Extracted records
——

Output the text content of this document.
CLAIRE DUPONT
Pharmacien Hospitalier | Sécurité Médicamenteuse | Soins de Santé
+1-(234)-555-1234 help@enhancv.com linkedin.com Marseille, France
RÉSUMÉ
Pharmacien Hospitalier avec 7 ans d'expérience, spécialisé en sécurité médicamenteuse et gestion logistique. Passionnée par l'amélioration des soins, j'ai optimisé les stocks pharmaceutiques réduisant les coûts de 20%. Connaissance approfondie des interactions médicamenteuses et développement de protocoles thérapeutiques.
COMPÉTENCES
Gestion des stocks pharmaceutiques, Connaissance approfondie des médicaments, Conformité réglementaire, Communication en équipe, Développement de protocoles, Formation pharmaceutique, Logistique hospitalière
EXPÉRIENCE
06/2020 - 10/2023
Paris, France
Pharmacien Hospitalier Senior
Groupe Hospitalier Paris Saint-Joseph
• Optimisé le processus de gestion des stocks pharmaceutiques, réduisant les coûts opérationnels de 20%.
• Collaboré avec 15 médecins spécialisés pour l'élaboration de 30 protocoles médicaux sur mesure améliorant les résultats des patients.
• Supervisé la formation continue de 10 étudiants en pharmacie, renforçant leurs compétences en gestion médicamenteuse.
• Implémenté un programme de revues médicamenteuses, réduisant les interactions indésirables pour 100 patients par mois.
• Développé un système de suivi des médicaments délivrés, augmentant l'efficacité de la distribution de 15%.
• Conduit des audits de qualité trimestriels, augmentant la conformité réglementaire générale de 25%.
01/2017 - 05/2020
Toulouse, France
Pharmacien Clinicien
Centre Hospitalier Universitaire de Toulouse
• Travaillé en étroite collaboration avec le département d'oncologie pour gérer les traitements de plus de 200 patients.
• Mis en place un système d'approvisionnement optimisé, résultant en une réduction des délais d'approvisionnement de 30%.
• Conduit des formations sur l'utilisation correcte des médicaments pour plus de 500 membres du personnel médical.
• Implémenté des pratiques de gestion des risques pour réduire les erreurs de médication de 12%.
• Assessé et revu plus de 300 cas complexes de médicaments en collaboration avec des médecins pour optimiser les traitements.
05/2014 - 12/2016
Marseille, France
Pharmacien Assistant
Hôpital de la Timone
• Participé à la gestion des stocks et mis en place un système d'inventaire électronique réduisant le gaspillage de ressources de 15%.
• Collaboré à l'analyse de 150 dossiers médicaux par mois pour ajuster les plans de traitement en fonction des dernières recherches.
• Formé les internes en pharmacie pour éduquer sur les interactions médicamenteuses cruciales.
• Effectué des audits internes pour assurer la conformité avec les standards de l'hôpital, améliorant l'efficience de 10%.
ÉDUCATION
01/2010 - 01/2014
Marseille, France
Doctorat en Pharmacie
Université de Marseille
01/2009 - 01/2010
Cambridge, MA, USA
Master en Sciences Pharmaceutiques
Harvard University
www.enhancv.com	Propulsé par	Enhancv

——

Task prompt |
Find the word "augmentant" in the data and copy out each line where it turns up.

Written response |
• Développé un système de suivi des médicaments délivrés, augmentant l'efficacité de la distribution de 15%.
• Conduit des audits de qualité trimestriels, augmentant la conformité réglementaire générale de 25%.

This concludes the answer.